[Part of a data file]
= = = = =

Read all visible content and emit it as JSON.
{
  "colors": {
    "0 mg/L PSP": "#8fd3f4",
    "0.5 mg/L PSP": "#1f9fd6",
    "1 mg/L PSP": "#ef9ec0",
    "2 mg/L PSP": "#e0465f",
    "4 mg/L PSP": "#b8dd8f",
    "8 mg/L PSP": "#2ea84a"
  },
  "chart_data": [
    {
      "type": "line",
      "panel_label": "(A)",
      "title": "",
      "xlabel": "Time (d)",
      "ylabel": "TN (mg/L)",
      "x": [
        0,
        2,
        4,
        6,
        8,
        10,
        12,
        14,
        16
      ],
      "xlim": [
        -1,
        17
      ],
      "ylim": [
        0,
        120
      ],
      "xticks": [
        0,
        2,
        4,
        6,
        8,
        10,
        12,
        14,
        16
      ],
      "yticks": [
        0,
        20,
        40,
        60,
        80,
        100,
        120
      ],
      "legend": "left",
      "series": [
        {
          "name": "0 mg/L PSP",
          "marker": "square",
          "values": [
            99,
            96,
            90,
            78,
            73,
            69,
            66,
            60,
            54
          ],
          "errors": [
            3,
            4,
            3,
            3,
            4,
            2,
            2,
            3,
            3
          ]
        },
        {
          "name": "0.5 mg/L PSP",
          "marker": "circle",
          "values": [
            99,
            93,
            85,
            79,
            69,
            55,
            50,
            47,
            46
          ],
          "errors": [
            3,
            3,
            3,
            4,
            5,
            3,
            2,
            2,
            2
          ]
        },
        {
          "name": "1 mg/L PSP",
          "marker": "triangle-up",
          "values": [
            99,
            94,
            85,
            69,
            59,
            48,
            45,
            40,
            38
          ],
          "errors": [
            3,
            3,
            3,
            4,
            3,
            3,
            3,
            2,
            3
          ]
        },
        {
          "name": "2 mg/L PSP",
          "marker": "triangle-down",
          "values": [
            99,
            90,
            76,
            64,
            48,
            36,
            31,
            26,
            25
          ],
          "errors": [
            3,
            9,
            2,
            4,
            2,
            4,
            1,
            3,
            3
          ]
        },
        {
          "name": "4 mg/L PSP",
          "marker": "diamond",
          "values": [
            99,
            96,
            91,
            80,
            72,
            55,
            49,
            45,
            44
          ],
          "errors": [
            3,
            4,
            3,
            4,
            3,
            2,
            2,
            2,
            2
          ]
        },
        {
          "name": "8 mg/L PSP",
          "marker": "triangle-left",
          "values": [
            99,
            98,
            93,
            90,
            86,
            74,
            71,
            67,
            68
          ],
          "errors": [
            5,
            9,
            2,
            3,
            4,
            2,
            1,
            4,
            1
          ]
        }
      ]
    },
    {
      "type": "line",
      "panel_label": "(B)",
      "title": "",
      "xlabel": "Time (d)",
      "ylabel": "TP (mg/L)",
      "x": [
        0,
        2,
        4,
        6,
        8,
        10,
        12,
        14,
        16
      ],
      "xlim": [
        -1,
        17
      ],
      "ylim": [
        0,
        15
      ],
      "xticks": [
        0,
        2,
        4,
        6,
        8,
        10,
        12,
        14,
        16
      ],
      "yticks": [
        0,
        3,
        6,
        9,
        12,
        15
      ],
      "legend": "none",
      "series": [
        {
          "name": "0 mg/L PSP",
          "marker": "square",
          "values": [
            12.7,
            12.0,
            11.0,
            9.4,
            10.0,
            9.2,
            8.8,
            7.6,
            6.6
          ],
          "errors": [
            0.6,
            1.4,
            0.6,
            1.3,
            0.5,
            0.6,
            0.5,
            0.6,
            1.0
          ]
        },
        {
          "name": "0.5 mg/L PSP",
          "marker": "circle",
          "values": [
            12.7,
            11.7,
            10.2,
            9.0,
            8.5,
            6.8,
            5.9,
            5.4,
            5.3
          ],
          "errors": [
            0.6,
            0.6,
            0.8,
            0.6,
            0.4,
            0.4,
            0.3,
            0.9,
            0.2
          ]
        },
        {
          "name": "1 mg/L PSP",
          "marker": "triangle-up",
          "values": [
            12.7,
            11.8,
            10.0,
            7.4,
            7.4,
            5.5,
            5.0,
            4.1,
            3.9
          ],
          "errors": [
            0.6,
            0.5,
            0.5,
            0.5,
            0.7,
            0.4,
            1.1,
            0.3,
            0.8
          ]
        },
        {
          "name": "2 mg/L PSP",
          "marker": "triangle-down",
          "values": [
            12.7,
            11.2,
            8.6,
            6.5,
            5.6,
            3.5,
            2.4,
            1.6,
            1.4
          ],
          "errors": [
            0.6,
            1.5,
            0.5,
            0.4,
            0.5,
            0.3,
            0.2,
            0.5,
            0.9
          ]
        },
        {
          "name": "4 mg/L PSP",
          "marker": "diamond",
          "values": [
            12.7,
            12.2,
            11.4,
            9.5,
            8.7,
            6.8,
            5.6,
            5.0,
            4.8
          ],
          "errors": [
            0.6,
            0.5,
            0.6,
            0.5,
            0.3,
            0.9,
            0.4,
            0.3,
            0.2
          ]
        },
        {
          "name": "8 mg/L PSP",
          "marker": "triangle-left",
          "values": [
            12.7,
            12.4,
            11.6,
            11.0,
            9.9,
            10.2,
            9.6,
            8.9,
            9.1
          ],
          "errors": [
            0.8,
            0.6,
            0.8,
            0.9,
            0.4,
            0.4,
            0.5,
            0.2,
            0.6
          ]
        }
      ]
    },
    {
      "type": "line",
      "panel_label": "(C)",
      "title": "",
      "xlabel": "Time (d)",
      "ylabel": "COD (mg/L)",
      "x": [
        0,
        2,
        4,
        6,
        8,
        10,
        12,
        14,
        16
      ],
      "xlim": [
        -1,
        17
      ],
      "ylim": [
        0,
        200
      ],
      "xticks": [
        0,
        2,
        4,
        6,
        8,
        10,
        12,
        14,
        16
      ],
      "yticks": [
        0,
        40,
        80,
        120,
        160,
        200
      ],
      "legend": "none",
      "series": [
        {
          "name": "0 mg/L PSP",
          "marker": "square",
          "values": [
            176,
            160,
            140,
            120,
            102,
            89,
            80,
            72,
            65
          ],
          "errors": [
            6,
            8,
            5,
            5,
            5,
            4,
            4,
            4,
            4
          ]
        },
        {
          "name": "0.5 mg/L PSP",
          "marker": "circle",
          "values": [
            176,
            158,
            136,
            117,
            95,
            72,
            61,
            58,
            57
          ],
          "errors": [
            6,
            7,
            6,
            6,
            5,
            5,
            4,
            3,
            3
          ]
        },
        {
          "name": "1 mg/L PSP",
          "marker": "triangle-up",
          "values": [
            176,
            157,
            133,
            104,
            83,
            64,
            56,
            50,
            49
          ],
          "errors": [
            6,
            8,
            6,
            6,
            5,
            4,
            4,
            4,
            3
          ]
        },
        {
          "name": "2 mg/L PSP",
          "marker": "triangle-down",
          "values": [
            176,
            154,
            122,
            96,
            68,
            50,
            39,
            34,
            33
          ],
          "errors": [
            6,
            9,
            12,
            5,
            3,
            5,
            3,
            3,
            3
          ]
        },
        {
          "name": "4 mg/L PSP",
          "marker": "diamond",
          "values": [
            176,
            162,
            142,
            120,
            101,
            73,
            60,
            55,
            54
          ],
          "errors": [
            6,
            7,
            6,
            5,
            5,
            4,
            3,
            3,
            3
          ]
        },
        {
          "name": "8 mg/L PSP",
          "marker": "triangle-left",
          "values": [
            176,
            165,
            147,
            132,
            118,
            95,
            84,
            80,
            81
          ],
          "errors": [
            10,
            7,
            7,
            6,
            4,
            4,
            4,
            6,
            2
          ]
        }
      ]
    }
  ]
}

= = = = =

◆ Aim of the exercise
Give only a number: how many lines of the data hold the string "ylabel"?

◆ Correct response
3